**Exercise materials**.
╔══

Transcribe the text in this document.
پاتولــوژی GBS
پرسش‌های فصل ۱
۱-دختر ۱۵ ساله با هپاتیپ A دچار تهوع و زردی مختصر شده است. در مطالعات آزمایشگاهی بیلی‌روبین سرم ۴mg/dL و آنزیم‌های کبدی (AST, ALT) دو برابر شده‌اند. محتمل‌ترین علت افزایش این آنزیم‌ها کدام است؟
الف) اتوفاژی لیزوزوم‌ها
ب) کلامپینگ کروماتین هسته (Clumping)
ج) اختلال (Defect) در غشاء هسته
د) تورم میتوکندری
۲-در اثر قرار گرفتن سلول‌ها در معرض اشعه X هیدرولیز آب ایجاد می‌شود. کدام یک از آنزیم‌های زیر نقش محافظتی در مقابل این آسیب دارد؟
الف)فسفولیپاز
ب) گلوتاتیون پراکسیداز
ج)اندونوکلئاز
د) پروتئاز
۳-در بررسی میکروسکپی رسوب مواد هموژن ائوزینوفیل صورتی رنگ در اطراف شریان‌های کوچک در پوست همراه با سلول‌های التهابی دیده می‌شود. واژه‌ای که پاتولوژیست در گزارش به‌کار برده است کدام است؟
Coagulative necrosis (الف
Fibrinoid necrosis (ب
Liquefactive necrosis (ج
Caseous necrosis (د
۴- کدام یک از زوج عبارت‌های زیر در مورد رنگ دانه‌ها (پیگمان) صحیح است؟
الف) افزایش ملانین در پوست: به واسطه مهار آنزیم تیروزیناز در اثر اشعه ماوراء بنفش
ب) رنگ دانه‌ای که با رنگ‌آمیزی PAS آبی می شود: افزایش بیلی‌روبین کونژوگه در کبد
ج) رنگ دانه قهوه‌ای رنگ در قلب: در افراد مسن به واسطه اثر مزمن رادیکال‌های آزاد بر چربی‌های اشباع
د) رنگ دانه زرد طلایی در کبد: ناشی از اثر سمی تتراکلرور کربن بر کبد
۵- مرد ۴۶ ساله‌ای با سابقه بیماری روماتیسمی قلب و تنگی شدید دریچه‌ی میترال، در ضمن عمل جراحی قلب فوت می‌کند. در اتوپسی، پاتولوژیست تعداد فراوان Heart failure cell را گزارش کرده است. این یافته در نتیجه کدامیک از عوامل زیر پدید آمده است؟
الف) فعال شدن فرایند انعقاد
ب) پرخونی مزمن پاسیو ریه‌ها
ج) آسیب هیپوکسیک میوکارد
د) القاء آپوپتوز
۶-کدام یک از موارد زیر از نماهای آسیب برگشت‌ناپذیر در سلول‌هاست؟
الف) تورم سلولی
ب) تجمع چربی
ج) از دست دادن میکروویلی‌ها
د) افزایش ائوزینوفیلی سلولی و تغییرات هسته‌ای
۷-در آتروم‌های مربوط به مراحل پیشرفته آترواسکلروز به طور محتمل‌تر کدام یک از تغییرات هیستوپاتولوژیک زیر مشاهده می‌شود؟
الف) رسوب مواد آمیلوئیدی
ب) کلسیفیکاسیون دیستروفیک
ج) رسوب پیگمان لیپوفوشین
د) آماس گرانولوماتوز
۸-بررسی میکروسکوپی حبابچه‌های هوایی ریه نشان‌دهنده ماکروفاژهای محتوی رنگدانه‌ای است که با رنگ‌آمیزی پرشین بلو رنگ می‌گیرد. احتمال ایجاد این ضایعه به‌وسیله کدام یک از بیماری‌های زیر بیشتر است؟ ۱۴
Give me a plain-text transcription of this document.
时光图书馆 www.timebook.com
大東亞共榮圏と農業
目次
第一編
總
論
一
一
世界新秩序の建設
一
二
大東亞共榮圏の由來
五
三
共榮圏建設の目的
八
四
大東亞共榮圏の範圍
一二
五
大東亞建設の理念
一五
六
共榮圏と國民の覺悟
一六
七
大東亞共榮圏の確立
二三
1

╚══
╔══

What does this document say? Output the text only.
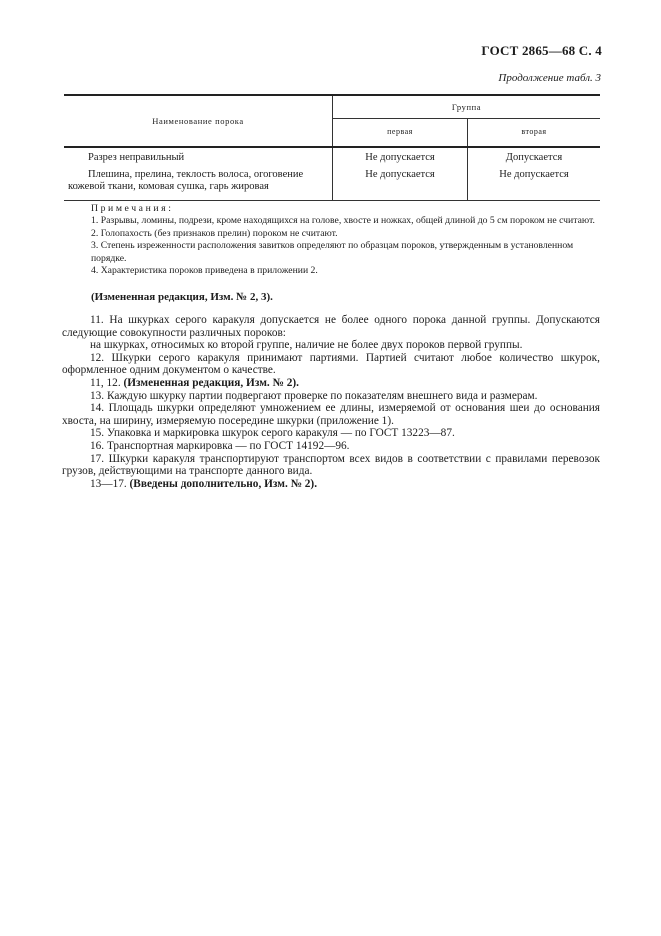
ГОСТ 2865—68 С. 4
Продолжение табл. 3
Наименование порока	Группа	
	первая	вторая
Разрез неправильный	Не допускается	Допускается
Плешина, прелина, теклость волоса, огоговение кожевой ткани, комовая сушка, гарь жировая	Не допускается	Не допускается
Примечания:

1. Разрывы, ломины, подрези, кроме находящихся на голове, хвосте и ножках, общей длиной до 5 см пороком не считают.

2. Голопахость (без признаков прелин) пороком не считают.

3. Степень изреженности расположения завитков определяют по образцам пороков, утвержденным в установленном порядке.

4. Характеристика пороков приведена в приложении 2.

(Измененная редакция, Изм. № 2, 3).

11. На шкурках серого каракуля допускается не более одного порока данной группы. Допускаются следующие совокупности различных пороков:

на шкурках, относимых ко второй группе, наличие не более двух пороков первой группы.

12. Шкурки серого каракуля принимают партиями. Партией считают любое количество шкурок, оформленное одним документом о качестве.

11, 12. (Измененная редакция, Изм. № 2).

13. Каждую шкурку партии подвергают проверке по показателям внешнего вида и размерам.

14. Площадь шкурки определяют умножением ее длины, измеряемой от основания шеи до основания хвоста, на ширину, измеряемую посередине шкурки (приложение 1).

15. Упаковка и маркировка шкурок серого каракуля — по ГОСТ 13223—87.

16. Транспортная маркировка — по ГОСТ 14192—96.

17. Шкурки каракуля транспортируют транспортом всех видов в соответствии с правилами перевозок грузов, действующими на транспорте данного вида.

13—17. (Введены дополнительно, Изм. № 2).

╚══

**Problem statement**.
The word "روبین" appears in how many lines of the data? Answer with only the number.

**Final result**.
2